▶ [Your instructions]
Every line that contains the word "object" should be copied.

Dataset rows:
** START **

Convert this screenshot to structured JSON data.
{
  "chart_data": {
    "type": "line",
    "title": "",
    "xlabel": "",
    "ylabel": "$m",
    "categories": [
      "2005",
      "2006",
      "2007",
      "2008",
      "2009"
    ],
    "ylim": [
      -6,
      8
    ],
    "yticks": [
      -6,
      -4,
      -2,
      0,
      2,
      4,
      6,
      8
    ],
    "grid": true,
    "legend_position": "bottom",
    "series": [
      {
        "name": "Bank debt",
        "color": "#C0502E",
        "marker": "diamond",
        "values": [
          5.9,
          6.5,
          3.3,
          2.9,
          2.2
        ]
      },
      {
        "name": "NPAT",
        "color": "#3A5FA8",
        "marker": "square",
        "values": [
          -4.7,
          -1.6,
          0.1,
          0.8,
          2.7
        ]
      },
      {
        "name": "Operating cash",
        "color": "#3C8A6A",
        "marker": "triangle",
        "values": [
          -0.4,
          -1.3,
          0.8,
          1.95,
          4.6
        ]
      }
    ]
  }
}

** END **
** START **

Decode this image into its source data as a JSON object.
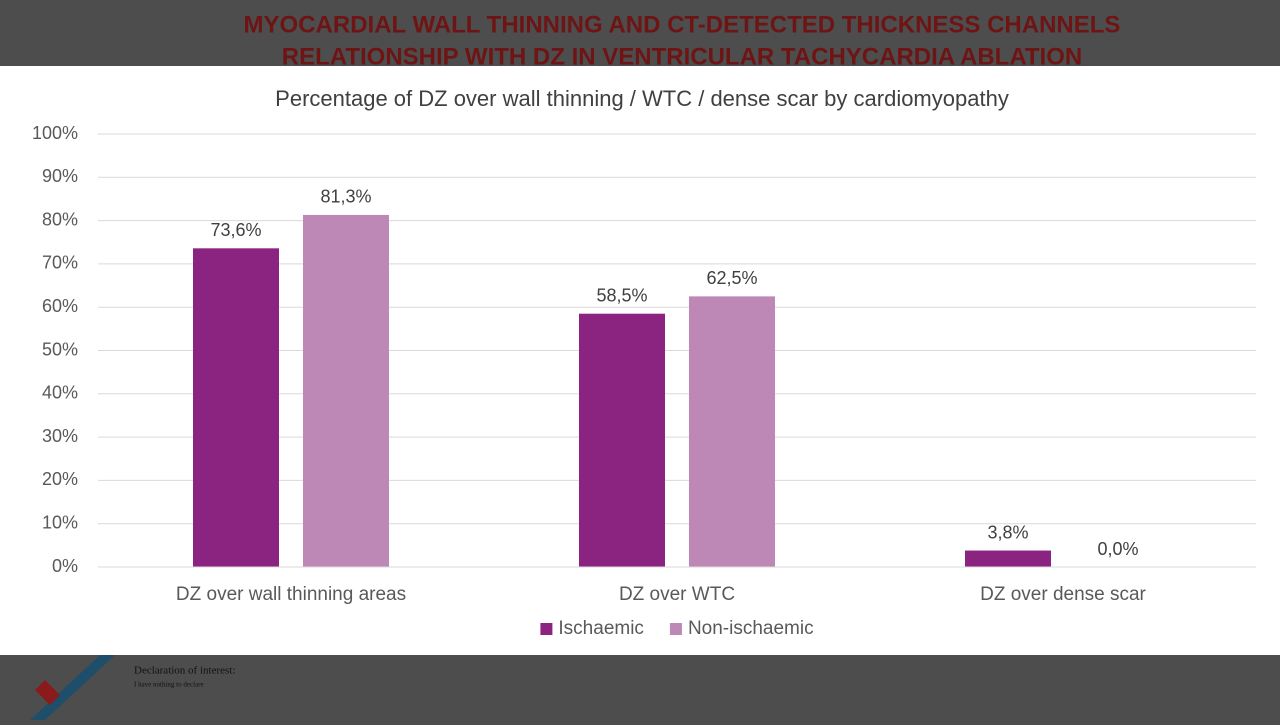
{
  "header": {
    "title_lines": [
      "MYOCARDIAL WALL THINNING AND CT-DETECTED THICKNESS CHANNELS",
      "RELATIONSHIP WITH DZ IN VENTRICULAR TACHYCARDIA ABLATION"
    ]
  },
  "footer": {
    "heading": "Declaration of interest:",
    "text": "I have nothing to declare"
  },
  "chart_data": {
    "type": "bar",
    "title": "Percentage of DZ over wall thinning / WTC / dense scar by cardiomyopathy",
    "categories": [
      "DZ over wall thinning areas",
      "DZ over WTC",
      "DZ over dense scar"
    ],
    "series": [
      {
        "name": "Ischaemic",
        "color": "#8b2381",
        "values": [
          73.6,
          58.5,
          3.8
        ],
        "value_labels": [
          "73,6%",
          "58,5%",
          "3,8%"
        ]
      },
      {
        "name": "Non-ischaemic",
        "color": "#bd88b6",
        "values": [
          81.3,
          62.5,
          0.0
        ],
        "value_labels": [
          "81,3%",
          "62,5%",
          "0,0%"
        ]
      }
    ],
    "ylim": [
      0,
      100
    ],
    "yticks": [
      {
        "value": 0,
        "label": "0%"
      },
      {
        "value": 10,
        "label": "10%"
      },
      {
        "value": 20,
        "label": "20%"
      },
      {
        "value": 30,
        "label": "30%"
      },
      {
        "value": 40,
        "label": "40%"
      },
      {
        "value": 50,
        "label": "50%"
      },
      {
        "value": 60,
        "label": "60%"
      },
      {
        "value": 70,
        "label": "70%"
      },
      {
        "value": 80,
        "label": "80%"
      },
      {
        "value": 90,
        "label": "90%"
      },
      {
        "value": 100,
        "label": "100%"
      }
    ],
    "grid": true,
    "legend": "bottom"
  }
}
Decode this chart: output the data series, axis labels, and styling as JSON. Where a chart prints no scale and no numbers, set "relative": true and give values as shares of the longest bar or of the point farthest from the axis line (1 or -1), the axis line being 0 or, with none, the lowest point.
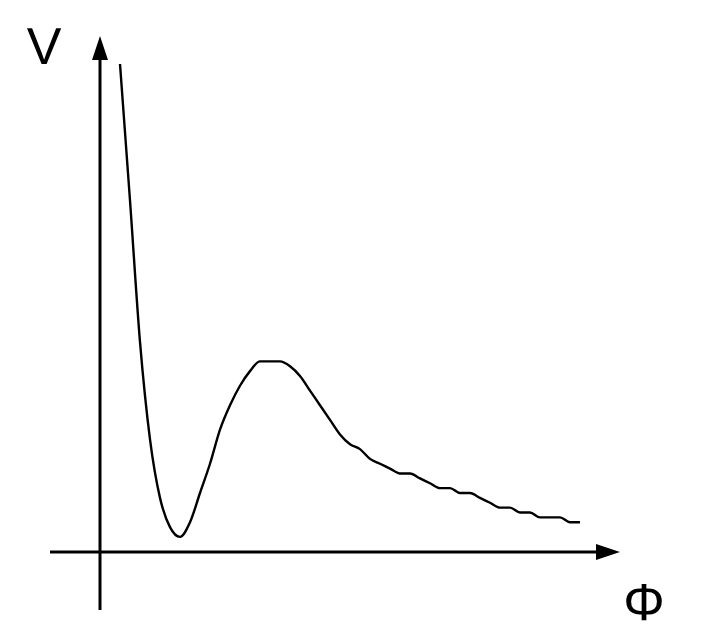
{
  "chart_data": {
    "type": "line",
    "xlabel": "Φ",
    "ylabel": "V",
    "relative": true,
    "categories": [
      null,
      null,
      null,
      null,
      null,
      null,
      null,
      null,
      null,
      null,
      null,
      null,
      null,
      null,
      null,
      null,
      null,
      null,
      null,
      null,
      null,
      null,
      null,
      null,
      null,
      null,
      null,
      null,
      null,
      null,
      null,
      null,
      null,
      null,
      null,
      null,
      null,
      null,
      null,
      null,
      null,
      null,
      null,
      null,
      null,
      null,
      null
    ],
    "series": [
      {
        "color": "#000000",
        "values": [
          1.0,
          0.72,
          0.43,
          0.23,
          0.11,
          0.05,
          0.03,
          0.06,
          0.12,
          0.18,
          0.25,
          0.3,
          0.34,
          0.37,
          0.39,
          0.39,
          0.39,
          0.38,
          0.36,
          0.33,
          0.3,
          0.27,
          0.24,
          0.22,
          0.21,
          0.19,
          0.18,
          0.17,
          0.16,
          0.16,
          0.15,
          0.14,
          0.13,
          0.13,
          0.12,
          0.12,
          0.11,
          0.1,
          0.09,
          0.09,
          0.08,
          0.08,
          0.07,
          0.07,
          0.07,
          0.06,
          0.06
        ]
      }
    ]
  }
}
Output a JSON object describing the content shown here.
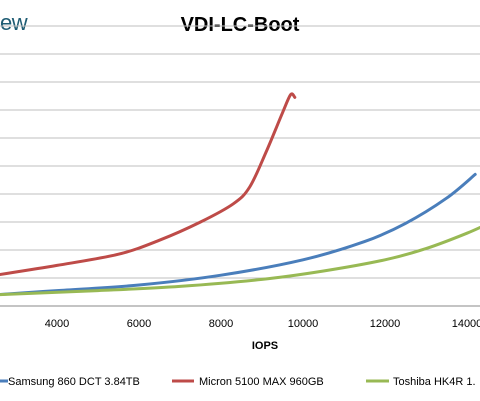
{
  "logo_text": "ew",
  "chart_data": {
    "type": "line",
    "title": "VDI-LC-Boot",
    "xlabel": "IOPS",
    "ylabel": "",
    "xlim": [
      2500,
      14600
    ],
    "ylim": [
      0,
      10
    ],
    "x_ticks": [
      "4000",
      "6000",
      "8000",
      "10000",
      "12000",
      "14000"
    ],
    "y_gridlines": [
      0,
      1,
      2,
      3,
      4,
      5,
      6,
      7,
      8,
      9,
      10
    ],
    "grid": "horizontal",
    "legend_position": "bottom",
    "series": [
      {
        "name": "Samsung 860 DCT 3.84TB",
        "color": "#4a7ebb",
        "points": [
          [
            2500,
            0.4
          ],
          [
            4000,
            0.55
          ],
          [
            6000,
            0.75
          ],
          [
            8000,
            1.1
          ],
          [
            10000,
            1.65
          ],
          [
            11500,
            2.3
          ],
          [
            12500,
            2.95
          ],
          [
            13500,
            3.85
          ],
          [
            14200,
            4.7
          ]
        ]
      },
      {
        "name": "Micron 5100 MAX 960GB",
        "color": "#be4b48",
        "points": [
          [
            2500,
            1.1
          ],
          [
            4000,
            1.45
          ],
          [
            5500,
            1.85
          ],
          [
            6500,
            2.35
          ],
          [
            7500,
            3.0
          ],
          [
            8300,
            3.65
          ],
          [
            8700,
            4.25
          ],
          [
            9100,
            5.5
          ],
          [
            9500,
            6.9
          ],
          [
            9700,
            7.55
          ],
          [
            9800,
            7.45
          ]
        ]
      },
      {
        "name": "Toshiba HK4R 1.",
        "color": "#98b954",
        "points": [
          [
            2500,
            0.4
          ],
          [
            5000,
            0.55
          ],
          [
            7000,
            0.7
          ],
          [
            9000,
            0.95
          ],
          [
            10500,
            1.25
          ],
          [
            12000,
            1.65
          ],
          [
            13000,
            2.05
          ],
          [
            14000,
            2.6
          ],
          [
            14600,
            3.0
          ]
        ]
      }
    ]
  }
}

** END **
** START **

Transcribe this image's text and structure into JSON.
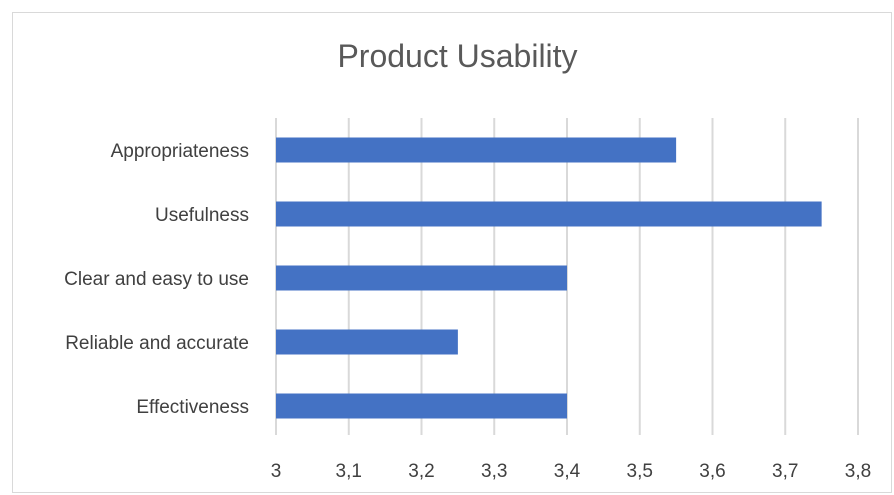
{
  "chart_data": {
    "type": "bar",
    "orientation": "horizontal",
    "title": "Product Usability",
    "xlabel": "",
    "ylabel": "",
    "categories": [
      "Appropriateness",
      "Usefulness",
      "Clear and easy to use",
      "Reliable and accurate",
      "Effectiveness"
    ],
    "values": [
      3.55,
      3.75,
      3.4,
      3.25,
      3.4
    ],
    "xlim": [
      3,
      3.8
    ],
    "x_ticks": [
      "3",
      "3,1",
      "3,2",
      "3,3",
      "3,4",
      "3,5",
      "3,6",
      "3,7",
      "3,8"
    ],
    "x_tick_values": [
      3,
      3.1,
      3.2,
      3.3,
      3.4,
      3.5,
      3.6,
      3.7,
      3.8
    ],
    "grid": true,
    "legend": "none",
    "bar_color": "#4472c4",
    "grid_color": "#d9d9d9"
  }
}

** END **

▶ [Final result]
Decode this image into its source data as a JSON object.
Output a JSON object describing the content shown here.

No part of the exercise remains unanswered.